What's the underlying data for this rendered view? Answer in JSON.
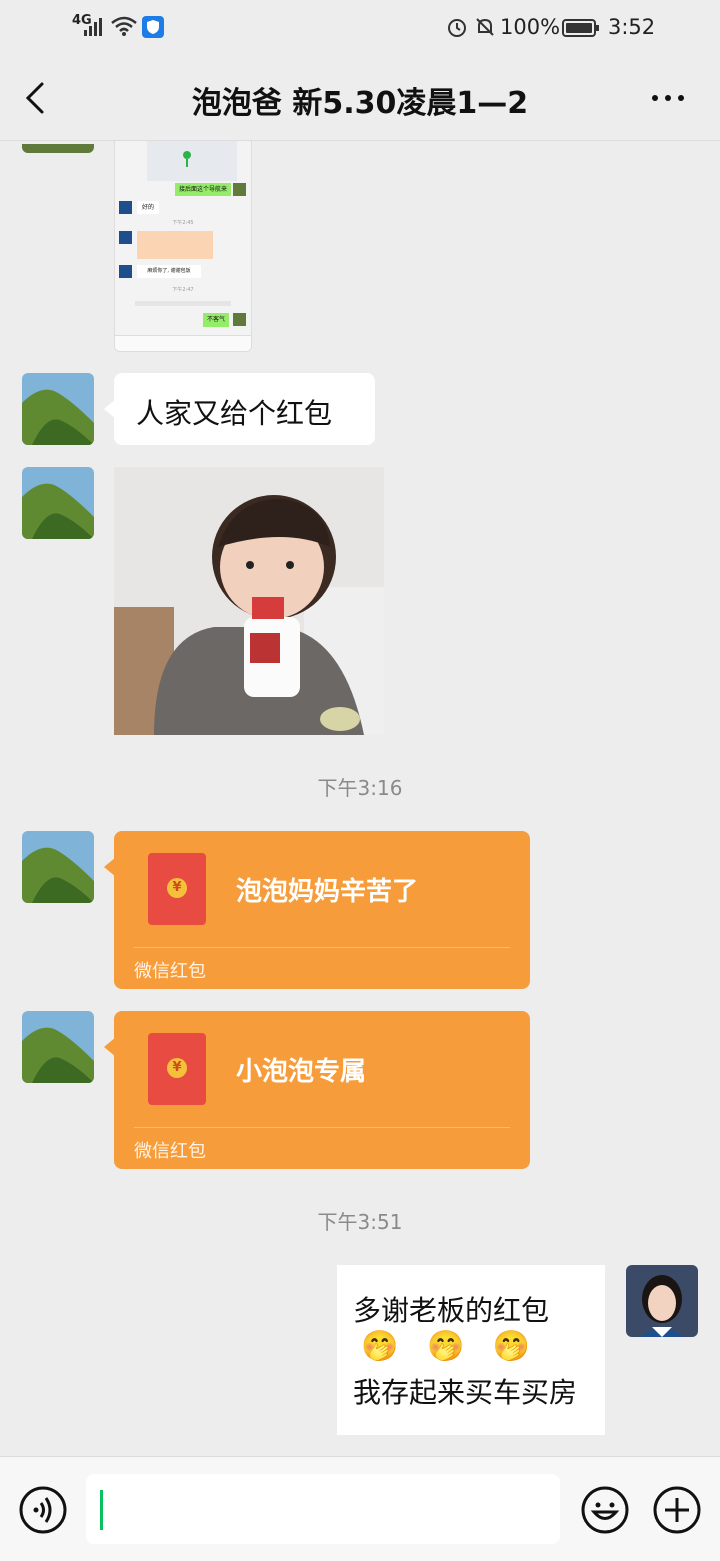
{
  "status_bar": {
    "network": "4G",
    "battery": "100%",
    "time": "3:52"
  },
  "nav": {
    "title": "泡泡爸 新5.30凌晨1—2"
  },
  "screenshot_thumb": {
    "lines": [
      "接后面这个导航来",
      "好的",
      "下午2:45",
      "麻烦你了, 谢谢包饭",
      "下午2:47",
      "不客气"
    ]
  },
  "messages": {
    "text1": "人家又给个红包",
    "time1": "下午3:16",
    "red_packet_1": {
      "title": "泡泡妈妈辛苦了",
      "footer": "微信红包",
      "coin": "¥"
    },
    "red_packet_2": {
      "title": "小泡泡专属",
      "footer": "微信红包",
      "coin": "¥"
    },
    "time2": "下午3:51",
    "reply": {
      "line1": "多谢老板的红包",
      "emojis": "🤭   🤭   🤭",
      "line2": "我存起来买车买房"
    }
  },
  "colors": {
    "background": "#ededed",
    "red_packet": "#f79c3a",
    "envelope": "#e84b42",
    "accent_green": "#07c160"
  }
}
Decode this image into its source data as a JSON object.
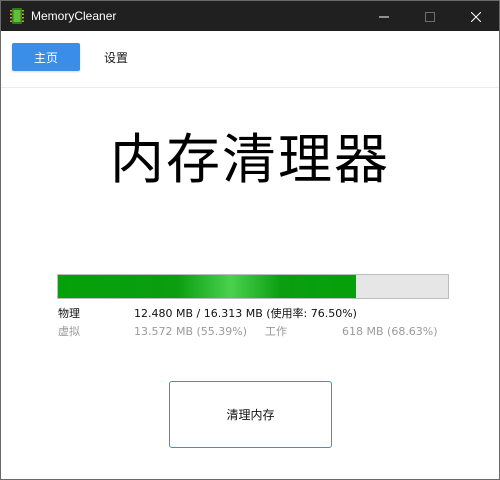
{
  "window": {
    "title": "MemoryCleaner",
    "icon": "memory-chip-icon",
    "controls": [
      "minimize-icon",
      "maximize-icon",
      "close-icon"
    ]
  },
  "tabs": {
    "home_label": "主页",
    "settings_label": "设置",
    "active": "home"
  },
  "main": {
    "title": "内存清理器"
  },
  "memory": {
    "usage_fraction": 0.765,
    "physical_label": "物理",
    "physical_value": "12.480 MB / 16.313 MB (使用率: 76.50%)",
    "virtual_label": "虚拟",
    "virtual_value": "13.572 MB (55.39%)",
    "working_label": "工作",
    "working_value": "618 MB (68.63%)"
  },
  "actions": {
    "clean_label": "清理内存"
  },
  "colors": {
    "accent": "#3b8ee8",
    "progress_green": "#0a9e10",
    "titlebar_bg": "#202020"
  }
}
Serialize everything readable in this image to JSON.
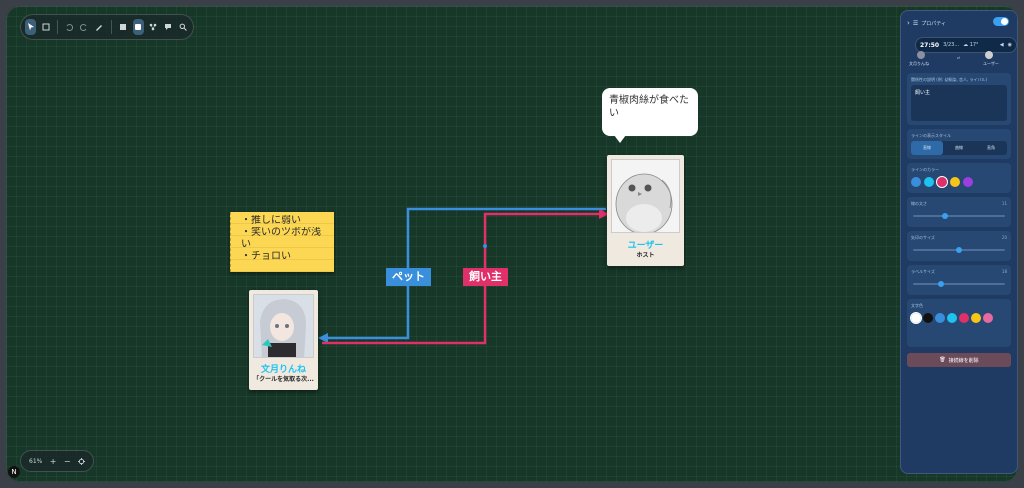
{
  "sticky_note": {
    "lines": [
      "・推しに弱い",
      "・笑いのツボが浅",
      "い",
      "・チョロい"
    ]
  },
  "speech_bubble": {
    "text": "青椒肉絲が食べたい"
  },
  "cards": {
    "user": {
      "name": "ユーザー",
      "role": "ホスト"
    },
    "character": {
      "name": "文月りんね",
      "role": "「クールを気取る次..."
    }
  },
  "connections": {
    "pet": {
      "label": "ペット",
      "color": "#3a8fdc"
    },
    "owner": {
      "label": "飼い主",
      "color": "#e0306a"
    }
  },
  "zoom": {
    "level": "61%",
    "plus": "+",
    "minus": "−"
  },
  "panel": {
    "title": "プロパティ",
    "time": "27:50",
    "time_meta": "3/23...",
    "weather": "☁ 17°",
    "endpoints": [
      "文月りんね",
      "ユーザー"
    ],
    "relation_label": "関係性の説明 (例: 幼馴染, 恋人, ライバル)",
    "relation_value": "飼い主",
    "line_style_label": "ラインの表示スタイル",
    "line_styles": [
      "直線",
      "曲線",
      "直角"
    ],
    "line_color_label": "ラインのカラー",
    "line_colors": [
      "#3a8fdc",
      "#1ec3f0",
      "#e0306a",
      "#f5c518",
      "#9b3fe0"
    ],
    "line_width_label": "線の太さ",
    "line_width_value": "11",
    "line_width_level": 0.35,
    "arrow_size_label": "矢印のサイズ",
    "arrow_size_value": "20",
    "arrow_size_level": 0.5,
    "label_size_label": "ラベルサイズ",
    "label_size_value": "18",
    "label_size_level": 0.3,
    "text_color_label": "文字色",
    "text_colors": [
      "#ffffff",
      "#111111",
      "#3a8fdc",
      "#1ec3f0",
      "#e0306a",
      "#f5c518",
      "#e66aa0"
    ],
    "delete_label": "接続線を削除"
  }
}
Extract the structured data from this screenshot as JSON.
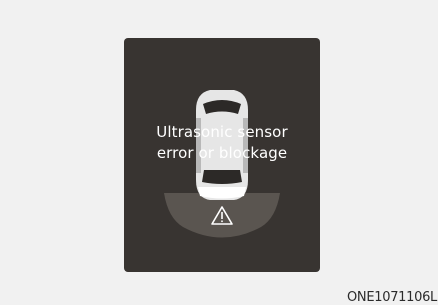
{
  "display": {
    "message_line1": "Ultrasonic sensor",
    "message_line2": "error or blockage",
    "icons": [
      "car-top-view-icon",
      "sensor-zone-icon",
      "warning-triangle-icon"
    ],
    "colors": {
      "panel_bg": "#383431",
      "page_bg": "#f1f1f1",
      "text": "#ffffff",
      "sensor_zone": "#5a5550",
      "car_body": "#e6e6e6"
    }
  },
  "figure_code": "ONE1071106L"
}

----------------------------------------

▶ EXERCISE REQUIREMENTS:
From the entries above, collect every line with the string "image" in it.

▶ REPLY:
Decode this image into its source data as a JSON object.
Serialize everything readable in this image to JSON.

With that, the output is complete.